> TEXT BLOCK

+ + + + + + +

“If I had asked people what they wanted, they would have said faster horses.”
That Henry Ford quote is equally loved and despised by my friends in the startup community. Some see it as a celebration of the mythical designer genius. The next Steve Jobs who’s going to kick the world out of its passéist ways. Others see it as a celebration of authoritarian design in which egotistic designers ignore the people they pretend to help.
In that evergreen debate, user-centered design seems to be the flavor of the month. That approach to design proposes to start with a study of user characteristics, their environment, the tasks they do, and the workflow they adopt. Only once we’ve learned about our users and their need should we take our pen and start designing the product.
User-centered design sounds like a wise approach. Petulant kids invent spaceships that no one will use while us, serious designers, we take things slowly. We talk to people. We show humility. We are wise and mature.
And we suck the whole fun out of the party.
I was recently reading an article touting the merits of user-centered thinking and how it should be adopted by everyone in the software industry — not just designers. They gave the example of a dev who implemented the export feature users had asked for. Our petulant coder dives into the task, wraps it up and ships it… What a mistake. If only they had talked to users, they would have discovered that they wanted to export their work because the software crashed too frequently! Clearly, our petulant coder did not have a user-centric mindset. Clearly, they started with how instead of why.
Breaking news: people hate crashes. They also hate slow apps. They hate unresponsive UIs. You don’t need user-centricity to solve these problems, you need good monitoring and devs who know their stuff.
User-centric design encourages us to ask why, but in doing so it evades the most important question: how many times should you ask it.

+ + + + + + +

> ENTRIES SHOWN
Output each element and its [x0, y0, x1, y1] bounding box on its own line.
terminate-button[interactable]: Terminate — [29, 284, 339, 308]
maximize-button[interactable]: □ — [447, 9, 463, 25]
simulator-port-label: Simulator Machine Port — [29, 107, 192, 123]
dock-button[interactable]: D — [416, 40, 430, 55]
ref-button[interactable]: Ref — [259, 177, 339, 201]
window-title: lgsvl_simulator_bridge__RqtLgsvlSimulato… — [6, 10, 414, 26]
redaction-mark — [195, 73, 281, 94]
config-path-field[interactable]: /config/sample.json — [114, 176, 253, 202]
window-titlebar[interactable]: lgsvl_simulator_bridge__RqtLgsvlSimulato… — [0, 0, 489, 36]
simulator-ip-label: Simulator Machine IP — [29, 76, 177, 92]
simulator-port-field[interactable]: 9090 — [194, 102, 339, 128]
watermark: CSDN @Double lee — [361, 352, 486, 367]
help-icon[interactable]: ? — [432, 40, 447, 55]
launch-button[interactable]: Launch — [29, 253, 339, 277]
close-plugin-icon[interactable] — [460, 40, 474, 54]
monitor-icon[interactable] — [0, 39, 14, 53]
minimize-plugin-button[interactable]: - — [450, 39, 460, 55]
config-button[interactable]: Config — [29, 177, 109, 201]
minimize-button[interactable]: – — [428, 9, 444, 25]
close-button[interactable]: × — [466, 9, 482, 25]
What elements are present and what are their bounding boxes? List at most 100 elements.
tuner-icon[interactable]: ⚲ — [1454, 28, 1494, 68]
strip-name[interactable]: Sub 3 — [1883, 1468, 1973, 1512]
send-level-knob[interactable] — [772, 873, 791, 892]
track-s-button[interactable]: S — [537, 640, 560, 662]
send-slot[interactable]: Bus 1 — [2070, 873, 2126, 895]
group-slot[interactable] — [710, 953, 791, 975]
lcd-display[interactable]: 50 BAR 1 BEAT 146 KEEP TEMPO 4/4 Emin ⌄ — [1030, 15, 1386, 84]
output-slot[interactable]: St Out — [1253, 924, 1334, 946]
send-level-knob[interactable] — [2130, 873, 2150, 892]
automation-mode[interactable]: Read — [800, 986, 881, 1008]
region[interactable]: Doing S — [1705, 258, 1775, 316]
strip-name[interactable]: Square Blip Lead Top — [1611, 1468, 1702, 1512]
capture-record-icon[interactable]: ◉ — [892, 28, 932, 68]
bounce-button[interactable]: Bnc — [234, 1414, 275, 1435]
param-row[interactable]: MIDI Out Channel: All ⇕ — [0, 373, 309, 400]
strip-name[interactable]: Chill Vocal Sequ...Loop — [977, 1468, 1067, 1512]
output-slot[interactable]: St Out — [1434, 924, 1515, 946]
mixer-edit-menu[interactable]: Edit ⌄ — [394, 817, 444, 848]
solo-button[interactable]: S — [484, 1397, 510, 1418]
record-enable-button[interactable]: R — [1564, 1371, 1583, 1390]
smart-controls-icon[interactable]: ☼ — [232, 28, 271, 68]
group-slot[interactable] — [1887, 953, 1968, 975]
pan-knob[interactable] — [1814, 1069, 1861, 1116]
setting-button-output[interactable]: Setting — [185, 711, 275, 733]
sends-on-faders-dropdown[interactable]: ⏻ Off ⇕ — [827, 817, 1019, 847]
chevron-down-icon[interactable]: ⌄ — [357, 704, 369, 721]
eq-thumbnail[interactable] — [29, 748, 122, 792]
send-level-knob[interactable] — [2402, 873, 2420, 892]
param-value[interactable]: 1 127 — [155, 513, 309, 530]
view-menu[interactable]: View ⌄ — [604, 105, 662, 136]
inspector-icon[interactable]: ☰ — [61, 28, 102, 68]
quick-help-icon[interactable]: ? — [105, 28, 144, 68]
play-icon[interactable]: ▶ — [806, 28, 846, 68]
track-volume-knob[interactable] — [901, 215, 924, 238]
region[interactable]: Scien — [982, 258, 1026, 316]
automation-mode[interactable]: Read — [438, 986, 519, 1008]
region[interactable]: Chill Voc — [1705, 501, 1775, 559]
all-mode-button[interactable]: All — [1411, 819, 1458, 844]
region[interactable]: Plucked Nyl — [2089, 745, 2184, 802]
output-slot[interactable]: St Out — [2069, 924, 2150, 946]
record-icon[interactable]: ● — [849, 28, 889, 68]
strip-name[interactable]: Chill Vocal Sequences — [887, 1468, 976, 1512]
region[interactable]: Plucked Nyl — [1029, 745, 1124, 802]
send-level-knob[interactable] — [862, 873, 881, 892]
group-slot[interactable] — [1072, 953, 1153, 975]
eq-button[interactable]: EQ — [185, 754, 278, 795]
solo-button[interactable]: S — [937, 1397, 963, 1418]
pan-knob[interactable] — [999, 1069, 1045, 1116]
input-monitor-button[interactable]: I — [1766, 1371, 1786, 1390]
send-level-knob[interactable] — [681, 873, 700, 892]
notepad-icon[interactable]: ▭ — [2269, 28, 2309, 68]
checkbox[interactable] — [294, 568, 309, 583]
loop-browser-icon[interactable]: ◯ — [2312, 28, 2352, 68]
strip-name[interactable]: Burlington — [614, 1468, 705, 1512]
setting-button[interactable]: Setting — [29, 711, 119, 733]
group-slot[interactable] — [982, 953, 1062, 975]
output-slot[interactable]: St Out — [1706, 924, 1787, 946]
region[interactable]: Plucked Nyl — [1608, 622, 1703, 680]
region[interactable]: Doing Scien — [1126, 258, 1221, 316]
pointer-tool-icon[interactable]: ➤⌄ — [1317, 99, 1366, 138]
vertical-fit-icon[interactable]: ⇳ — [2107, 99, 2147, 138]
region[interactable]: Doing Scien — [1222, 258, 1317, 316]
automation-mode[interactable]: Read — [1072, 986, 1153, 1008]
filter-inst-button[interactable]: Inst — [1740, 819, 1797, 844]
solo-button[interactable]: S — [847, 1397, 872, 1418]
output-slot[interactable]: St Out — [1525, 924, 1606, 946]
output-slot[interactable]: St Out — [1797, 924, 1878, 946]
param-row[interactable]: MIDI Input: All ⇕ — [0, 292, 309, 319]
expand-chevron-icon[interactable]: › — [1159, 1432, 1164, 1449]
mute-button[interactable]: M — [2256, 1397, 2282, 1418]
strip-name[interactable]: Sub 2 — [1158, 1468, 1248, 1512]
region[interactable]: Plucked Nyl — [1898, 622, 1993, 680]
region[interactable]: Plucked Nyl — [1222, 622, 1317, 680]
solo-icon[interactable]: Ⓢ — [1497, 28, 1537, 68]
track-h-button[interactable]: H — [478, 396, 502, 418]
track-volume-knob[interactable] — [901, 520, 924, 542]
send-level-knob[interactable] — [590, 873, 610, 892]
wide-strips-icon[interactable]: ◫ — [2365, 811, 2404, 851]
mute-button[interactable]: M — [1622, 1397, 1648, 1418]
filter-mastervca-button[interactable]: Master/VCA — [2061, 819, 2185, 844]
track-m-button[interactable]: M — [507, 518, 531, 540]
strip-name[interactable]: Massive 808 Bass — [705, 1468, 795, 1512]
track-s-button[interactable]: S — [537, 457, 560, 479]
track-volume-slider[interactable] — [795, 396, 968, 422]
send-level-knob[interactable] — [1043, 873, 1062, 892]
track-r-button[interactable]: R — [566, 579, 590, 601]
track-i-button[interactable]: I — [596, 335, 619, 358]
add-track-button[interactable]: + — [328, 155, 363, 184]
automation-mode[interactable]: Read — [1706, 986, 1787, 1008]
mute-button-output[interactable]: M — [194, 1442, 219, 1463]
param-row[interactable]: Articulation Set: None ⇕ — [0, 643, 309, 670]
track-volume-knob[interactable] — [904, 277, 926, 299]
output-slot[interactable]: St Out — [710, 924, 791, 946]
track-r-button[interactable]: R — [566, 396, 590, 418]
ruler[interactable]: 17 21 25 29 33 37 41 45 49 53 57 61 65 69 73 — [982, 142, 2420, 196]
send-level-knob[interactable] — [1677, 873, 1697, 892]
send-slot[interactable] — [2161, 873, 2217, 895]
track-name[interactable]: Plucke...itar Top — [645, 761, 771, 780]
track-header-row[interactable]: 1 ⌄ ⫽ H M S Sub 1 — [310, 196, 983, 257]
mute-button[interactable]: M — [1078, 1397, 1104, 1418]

+ + + + + + +

> CHECK YOUR UNDERSTANDING
a – According to the essay on user-centered design, what does that approach propose to study before designing starts? List each one.
b – Extend the essay on user-centered design, picking up after its final sentence.

> OUTPUTS IN ORDER
a –
- user characteristics
- their environment
- the tasks they do
- the workflow they adopt

b –
Let’s imagine Henry Ford surveying his users with a user-centric mindset:
— So, Mr. Cooper, why do you want new horseshoes?
— Because my horse’s feet are hurting, Mr. Ford.
Welcome to an alternate reality where the Ford Corporation is the maker of the great Model T Horseshoe, trusted by farriers all over the world. You’ll object that Mr. Ford is not that stupid…
— Why do you want to relieve your horse from its pain, Mr. Cooper?
— Because my horse is too slow when its hooves hurt.
Now you’re in the dystopian future where everyone has a genetically engineered super-fast Ford thoroughbred. You can even have it in any color, as long as it’s black. But Henry Ford is not quite done yet:
— And Mr. Cooper, why do you want your horse to run faster?
— Because I need to be at my brother’s place for the Superbowl!
Armed with that knowledge, will Mr. Ford invent the car, will he invent the Netflix viewing party, or will he skip a full century and give us the Metaverse?
The more you ask why, the more you end up with big and generic problems. Big problems have a multitude of potential solutions. These solutions are novel and alien to people. Therefore, users cannot help you figure out which one is the best. You have to build it, place it in their hands, see if they like it or not, and, above all, you have to iterate.
Humility is critical for designers. You need it to kill the countless darlings you will have to kill in order to build a product people want. But dressing up this humility in the fancy clothes of user-centered design is too often used to mute creativity, to artificially slow down energetic exploration, and to turn design into a bureaucratic process that may feel comfortable but is definitely not going to solve humanity’s biggest problems.